:: YOUR INSTRUCTIONS ::
Would you repeat the listing exactly but omit every picture?

:: DATA TO PROCESS ::

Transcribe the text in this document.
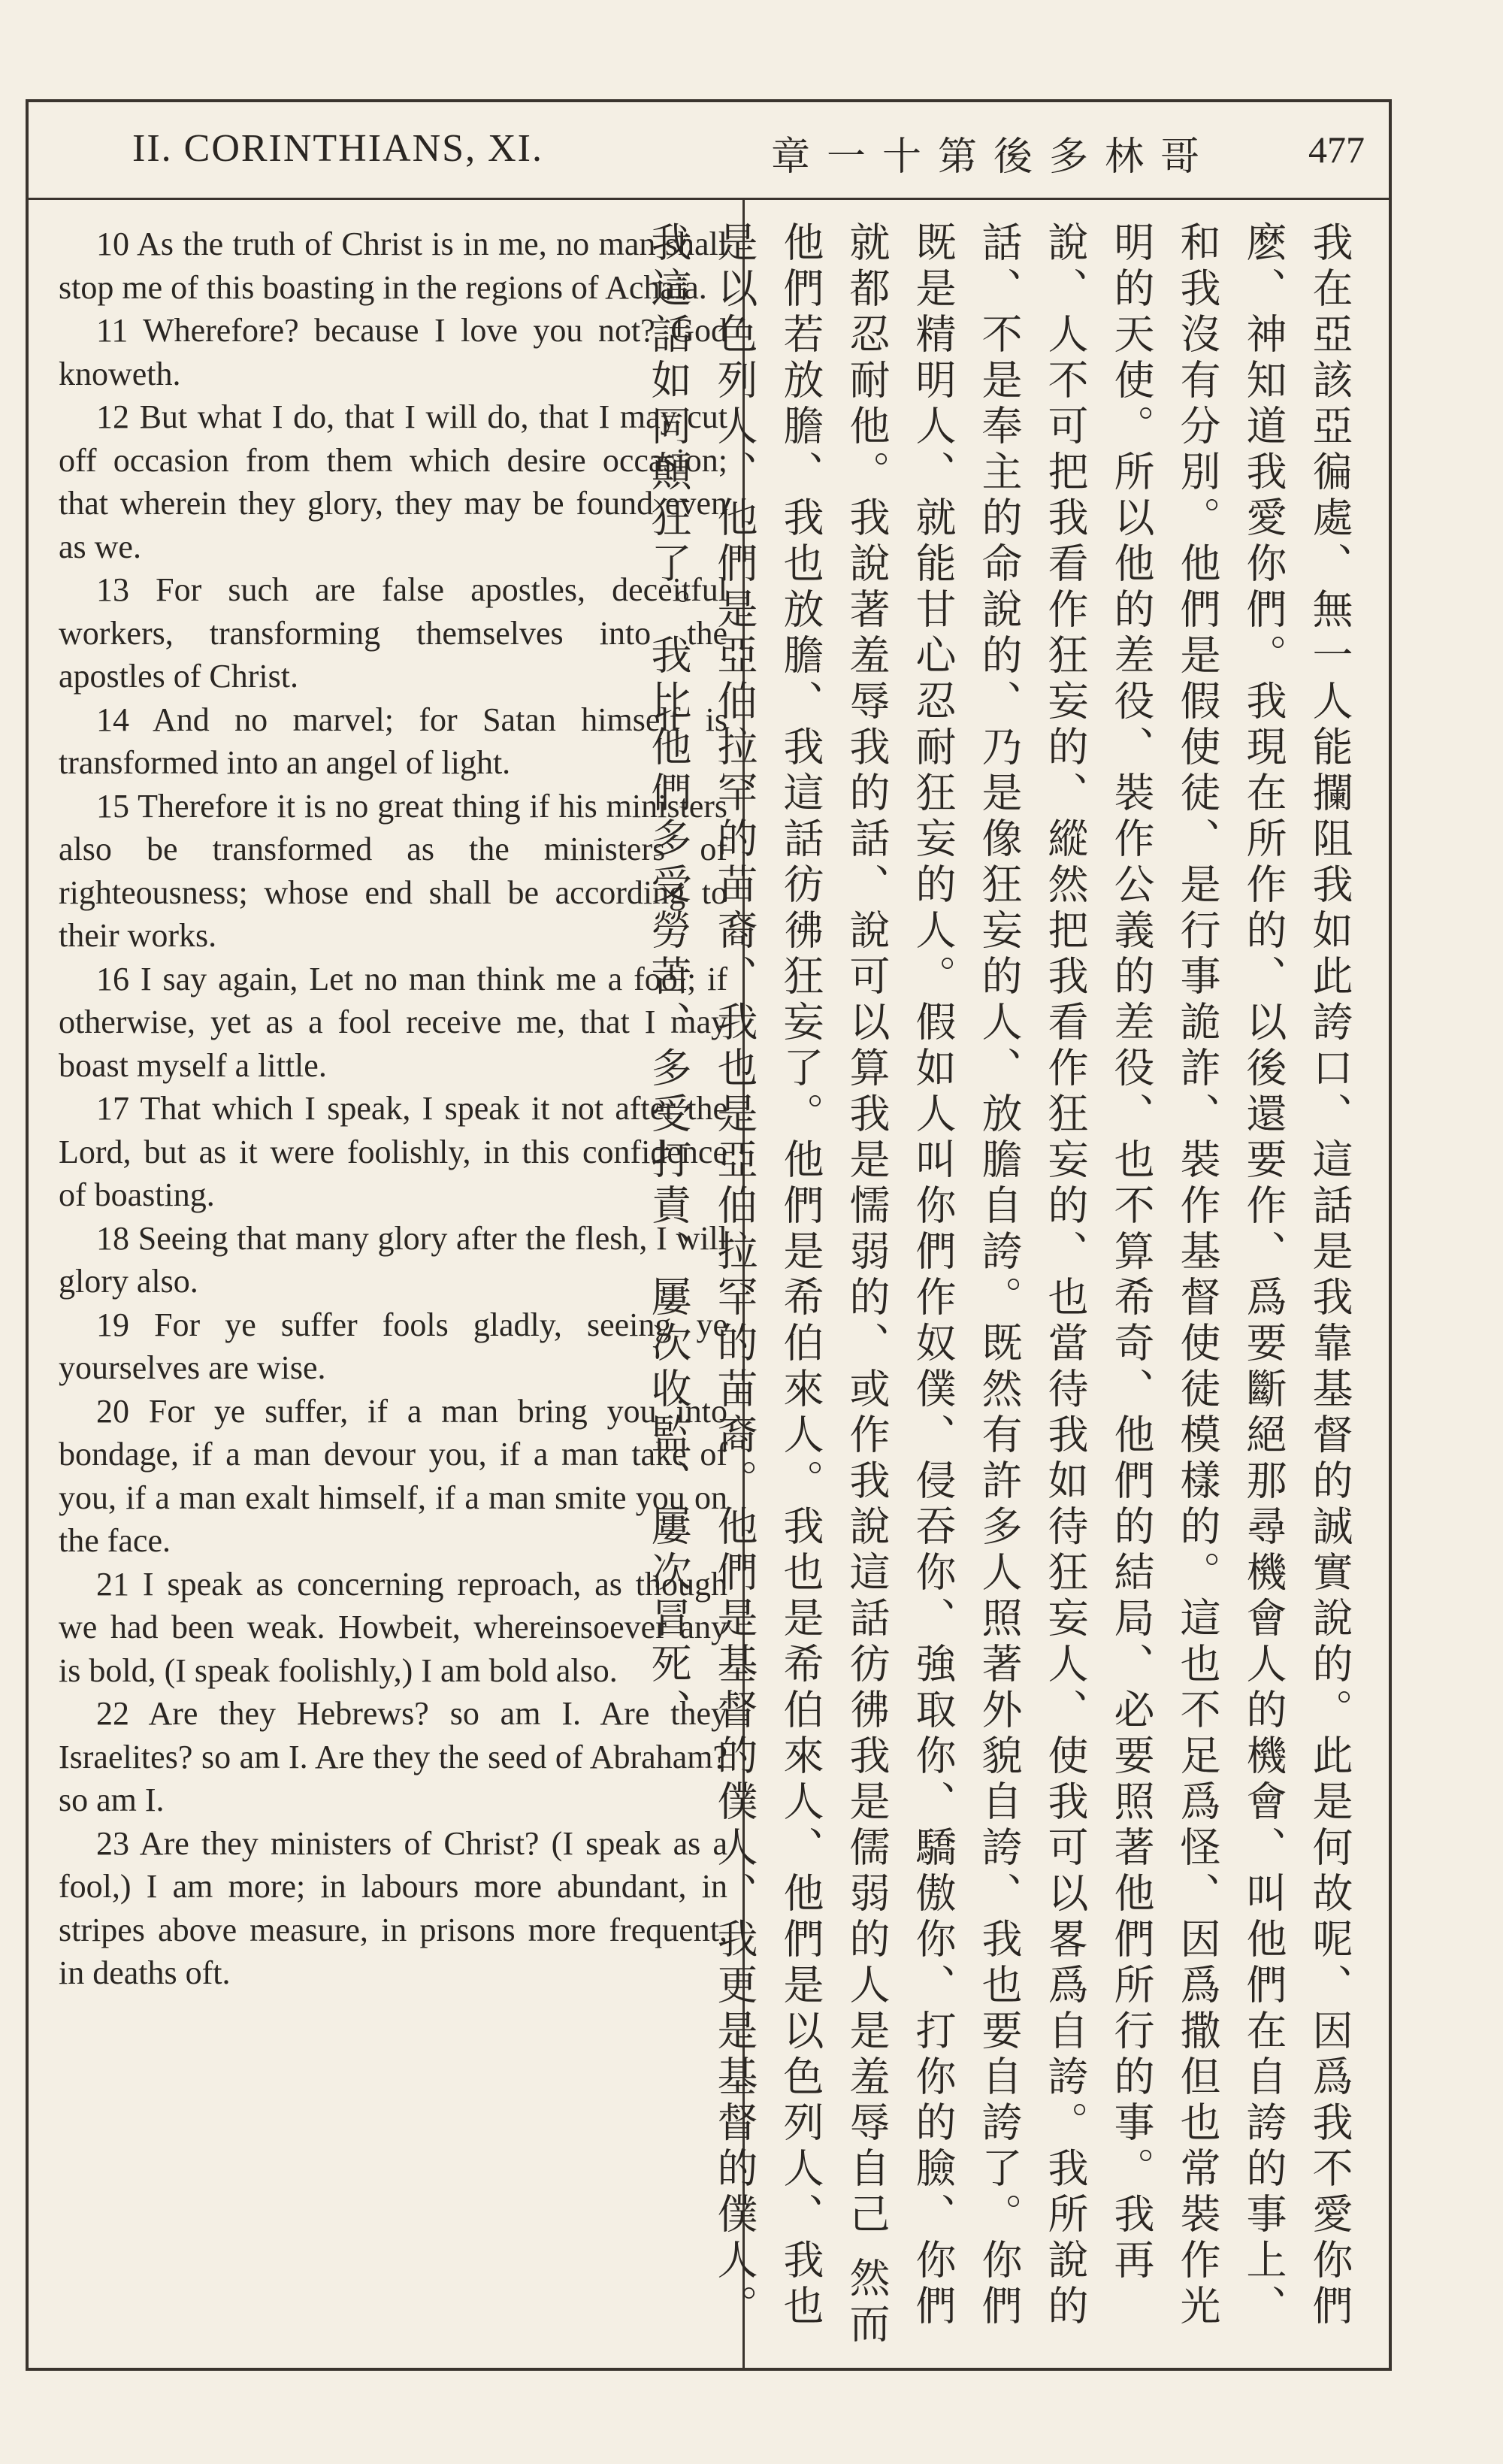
II. CORINTHIANS, XI.	章一十第後多林哥 477

10 As the truth of Christ is in me, no man shall stop me of this boasting in the regions of Achaia.

11 Wherefore? because I love you not? God knoweth.

12 But what I do, that I will do, that I may cut off occasion from them which desire occasion; that wherein they glory, they may be found even as we.

13 For such are false apostles, deceitful workers, transforming themselves into the apostles of Christ.

14 And no marvel; for Satan himself is transformed into an angel of light.

15 Therefore it is no great thing if his ministers also be transformed as the ministers of righteousness; whose end shall be according to their works.

16 I say again, Let no man think me a fool; if otherwise, yet as a fool receive me, that I may boast myself a little.

17 That which I speak, I speak it not after the Lord, but as it were foolishly, in this confidence of boasting.

18 Seeing that many glory after the flesh, I will glory also.

19 For ye suffer fools gladly, seeing ye yourselves are wise.

20 For ye suffer, if a man bring you into bondage, if a man devour you, if a man take of you, if a man exalt himself, if a man smite you on the face.

21 I speak as concerning reproach, as though we had been weak. Howbeit, whereinsoever any is bold, (I speak foolishly,) I am bold also.

22 Are they Hebrews? so am I. Are they Israelites? so am I. Are they the seed of Abraham? so am I.

23 Are they ministers of Christ? (I speak as a fool,) I am more; in labours more abundant, in stripes above measure, in prisons more frequent, in deaths oft.	我在亞該亞徧處、無一人能攔阻我如此誇口、這話是我靠基督的誠實說的。此是何故呢、因爲我不愛你們麽、神知道我愛你們。我現在所作的、以後還要作、爲要斷絕那尋機會人的機會、叫他們在自誇的事上、和我沒有分別。他們是假使徒、是行事詭詐、裝作基督使徒模樣的。這也不足爲怪、因爲撒但也常裝作光明的天使。所以他的差役、裝作公義的差役、也不算希奇、他們的結局、必要照著他們所行的事。我再說、人不可把我看作狂妄的、縱然把我看作狂妄的、也當待我如待狂妄人、使我可以畧爲自誇。我所說的話、不是奉主的命說的、乃是像狂妄的人、放膽自誇。既然有許多人照著外貌自誇、我也要自誇了。你們既是精明人、就能甘心忍耐狂妄的人。假如人叫你們作奴僕、侵吞你、強取你、驕傲你、打你的臉、你們就都忍耐他。我說著羞辱我的話、說可以算我是懦弱的、或作我說這話彷彿我是儒弱的人是羞辱自己 然而他們若放膽、我也放膽、我這話彷彿狂妄了。他們是希伯來人。我也是希伯來人、他們是以色列人、我也是以色列人、他們是亞伯拉罕的苗裔、我也是亞伯拉罕的苗裔。他們是基督的僕人、我更是基督的僕人。我這話如同顛狂了。我比他們多受勞苦、多受打責、屢次收監、屢次冒死、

:: WRITTEN REPLY ::
Transcribe the text in this document.
II. CORINTHIANS, XI.	章一十第後多林哥 477

10 As the truth of Christ is in me, no man shall stop me of this boasting in the regions of Achaia.

11 Wherefore? because I love you not? God knoweth.

12 But what I do, that I will do, that I may cut off occasion from them which desire occasion; that wherein they glory, they may be found even as we.

13 For such are false apostles, deceitful workers, transforming themselves into the apostles of Christ.

14 And no marvel; for Satan himself is transformed into an angel of light.

15 Therefore it is no great thing if his ministers also be transformed as the ministers of righteousness; whose end shall be according to their works.

16 I say again, Let no man think me a fool; if otherwise, yet as a fool receive me, that I may boast myself a little.

17 That which I speak, I speak it not after the Lord, but as it were foolishly, in this confidence of boasting.

18 Seeing that many glory after the flesh, I will glory also.

19 For ye suffer fools gladly, seeing ye yourselves are wise.

20 For ye suffer, if a man bring you into bondage, if a man devour you, if a man take of you, if a man exalt himself, if a man smite you on the face.

21 I speak as concerning reproach, as though we had been weak. Howbeit, whereinsoever any is bold, (I speak foolishly,) I am bold also.

22 Are they Hebrews? so am I. Are they Israelites? so am I. Are they the seed of Abraham? so am I.

23 Are they ministers of Christ? (I speak as a fool,) I am more; in labours more abundant, in stripes above measure, in prisons more frequent, in deaths oft.	我在亞該亞徧處、無一人能攔阻我如此誇口、這話是我靠基督的誠實說的。此是何故呢、因爲我不愛你們麽、神知道我愛你們。我現在所作的、以後還要作、爲要斷絕那尋機會人的機會、叫他們在自誇的事上、和我沒有分別。他們是假使徒、是行事詭詐、裝作基督使徒模樣的。這也不足爲怪、因爲撒但也常裝作光明的天使。所以他的差役、裝作公義的差役、也不算希奇、他們的結局、必要照著他們所行的事。我再說、人不可把我看作狂妄的、縱然把我看作狂妄的、也當待我如待狂妄人、使我可以畧爲自誇。我所說的話、不是奉主的命說的、乃是像狂妄的人、放膽自誇。既然有許多人照著外貌自誇、我也要自誇了。你們既是精明人、就能甘心忍耐狂妄的人。假如人叫你們作奴僕、侵吞你、強取你、驕傲你、打你的臉、你們就都忍耐他。我說著羞辱我的話、說可以算我是懦弱的、或作我說這話彷彿我是儒弱的人是羞辱自己 然而他們若放膽、我也放膽、我這話彷彿狂妄了。他們是希伯來人。我也是希伯來人、他們是以色列人、我也是以色列人、他們是亞伯拉罕的苗裔、我也是亞伯拉罕的苗裔。他們是基督的僕人、我更是基督的僕人。我這話如同顛狂了。我比他們多受勞苦、多受打責、屢次收監、屢次冒死、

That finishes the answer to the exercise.